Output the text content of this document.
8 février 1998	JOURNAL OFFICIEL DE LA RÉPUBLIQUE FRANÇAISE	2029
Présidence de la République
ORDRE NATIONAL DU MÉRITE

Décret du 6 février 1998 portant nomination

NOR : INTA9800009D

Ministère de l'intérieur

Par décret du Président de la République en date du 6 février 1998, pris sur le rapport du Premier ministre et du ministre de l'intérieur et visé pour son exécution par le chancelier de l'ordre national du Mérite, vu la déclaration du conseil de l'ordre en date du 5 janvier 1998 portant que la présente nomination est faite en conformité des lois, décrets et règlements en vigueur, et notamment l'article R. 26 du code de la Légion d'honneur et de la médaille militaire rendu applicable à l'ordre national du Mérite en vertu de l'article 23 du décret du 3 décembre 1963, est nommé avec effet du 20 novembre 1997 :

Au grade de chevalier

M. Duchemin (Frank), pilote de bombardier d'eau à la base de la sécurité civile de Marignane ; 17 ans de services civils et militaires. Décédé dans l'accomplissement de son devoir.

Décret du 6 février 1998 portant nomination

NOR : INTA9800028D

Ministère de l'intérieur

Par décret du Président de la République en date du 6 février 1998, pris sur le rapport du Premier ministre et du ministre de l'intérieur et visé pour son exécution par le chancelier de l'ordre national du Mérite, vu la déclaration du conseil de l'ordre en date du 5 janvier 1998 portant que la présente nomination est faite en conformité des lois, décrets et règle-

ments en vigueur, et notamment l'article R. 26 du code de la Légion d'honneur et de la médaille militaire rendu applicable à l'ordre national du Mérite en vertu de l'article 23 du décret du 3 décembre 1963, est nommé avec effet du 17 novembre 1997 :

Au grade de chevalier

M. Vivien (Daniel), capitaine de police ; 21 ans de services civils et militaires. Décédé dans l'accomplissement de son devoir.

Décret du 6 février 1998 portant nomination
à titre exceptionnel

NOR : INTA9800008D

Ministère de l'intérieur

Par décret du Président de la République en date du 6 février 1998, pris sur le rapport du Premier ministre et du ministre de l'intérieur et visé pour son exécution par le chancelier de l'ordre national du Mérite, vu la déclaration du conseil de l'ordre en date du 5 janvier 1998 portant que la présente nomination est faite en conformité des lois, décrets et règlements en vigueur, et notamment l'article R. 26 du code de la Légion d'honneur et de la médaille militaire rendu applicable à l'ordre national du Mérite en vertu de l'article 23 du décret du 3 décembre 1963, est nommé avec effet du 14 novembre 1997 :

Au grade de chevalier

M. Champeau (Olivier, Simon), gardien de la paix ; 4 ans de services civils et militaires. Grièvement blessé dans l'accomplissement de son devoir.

_WHAT THE EXERCISE ASKS_
Only lines with the word "Décédé" should be collected from the material.

_COMPLETE ANSWER_
M. Duchemin (Frank), pilote de bombardier d'eau à la base de la sécurité civile de Marignane ; 17 ans de services civils et militaires. Décédé dans l'accomplissement de son devoir.
M. Vivien (Daniel), capitaine de police ; 21 ans de services civils et militaires. Décédé dans l'accomplissement de son devoir.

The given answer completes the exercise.